Pull out every line below containing the word "this".
=== Task input ===
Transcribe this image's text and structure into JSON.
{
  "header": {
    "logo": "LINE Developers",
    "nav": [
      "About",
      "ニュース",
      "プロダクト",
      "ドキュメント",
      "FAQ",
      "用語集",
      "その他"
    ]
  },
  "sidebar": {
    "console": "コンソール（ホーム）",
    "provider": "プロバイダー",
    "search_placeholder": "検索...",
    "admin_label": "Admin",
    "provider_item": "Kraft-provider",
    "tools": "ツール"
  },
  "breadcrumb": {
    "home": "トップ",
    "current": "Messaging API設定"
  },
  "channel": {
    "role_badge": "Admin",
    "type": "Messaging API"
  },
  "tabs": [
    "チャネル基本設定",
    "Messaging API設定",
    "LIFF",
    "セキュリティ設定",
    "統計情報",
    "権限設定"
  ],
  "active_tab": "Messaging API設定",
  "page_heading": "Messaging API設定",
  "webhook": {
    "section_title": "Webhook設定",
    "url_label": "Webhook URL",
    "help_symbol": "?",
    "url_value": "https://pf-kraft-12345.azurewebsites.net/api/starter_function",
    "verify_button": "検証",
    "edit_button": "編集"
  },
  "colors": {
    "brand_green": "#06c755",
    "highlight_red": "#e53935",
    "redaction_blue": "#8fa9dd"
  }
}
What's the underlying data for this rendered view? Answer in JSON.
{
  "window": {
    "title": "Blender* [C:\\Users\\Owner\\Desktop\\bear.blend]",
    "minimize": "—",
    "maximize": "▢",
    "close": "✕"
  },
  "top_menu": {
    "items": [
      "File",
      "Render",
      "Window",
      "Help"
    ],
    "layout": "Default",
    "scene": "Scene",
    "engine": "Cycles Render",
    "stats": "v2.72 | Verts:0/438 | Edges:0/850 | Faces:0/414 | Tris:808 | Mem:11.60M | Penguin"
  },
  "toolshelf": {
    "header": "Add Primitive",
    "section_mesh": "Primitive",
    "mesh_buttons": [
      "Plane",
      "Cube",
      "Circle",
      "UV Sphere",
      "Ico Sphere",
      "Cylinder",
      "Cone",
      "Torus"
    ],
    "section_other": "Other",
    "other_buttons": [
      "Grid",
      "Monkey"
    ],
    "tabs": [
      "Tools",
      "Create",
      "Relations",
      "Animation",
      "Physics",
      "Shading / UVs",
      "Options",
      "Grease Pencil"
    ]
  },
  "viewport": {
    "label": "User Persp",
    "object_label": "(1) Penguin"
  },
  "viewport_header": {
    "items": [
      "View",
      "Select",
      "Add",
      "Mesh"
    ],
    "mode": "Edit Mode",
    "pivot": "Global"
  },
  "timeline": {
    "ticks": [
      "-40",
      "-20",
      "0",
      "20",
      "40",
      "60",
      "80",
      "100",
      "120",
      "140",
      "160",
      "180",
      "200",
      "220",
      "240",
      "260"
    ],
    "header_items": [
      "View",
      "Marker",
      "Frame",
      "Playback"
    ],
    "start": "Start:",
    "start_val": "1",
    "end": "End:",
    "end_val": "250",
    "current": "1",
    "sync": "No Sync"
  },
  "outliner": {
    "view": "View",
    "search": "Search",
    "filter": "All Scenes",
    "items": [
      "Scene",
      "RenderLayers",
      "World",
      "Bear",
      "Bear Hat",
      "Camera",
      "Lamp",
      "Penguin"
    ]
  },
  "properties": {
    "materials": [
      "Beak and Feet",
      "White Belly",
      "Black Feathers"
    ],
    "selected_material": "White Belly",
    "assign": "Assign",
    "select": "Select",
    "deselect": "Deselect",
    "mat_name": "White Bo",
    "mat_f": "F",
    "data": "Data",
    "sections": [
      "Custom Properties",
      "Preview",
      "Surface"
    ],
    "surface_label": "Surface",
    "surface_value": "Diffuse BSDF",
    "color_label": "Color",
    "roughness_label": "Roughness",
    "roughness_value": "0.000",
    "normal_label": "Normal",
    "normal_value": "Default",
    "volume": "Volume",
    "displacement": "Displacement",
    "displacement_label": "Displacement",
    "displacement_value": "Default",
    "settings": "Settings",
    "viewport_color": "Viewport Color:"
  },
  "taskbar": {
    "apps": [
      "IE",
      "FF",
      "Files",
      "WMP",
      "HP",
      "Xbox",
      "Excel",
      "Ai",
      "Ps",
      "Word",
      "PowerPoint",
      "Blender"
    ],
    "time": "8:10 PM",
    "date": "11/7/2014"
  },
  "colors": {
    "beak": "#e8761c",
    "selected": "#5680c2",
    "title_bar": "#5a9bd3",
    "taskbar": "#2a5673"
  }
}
===
▶ [Exercise output]:
Transcribe this image's text and structure into JSON.
What's the underlying data for this rendered view? Answer in JSON.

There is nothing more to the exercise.